→ Exercise objective
Take the data below and repeat it exactly.

─── Excerpted records ───

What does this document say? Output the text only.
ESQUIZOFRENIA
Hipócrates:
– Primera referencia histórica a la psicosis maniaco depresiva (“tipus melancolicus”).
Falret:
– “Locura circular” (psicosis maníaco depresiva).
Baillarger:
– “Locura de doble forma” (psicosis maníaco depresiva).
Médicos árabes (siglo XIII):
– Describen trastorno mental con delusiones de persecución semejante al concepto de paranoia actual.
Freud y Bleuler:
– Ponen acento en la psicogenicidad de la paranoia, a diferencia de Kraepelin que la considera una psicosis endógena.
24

───

→ The completed task
What does this document say? Output the text only.
ESQUIZOFRENIA
Hipócrates:
– Primera referencia histórica a la psicosis maniaco depresiva (“tipus melancolicus”).
Falret:
– “Locura circular” (psicosis maníaco depresiva).
Baillarger:
– “Locura de doble forma” (psicosis maníaco depresiva).
Médicos árabes (siglo XIII):
– Describen trastorno mental con delusiones de persecución semejante al concepto de paranoia actual.
Freud y Bleuler:
– Ponen acento en la psicogenicidad de la paranoia, a diferencia de Kraepelin que la considera una psicosis endógena.
24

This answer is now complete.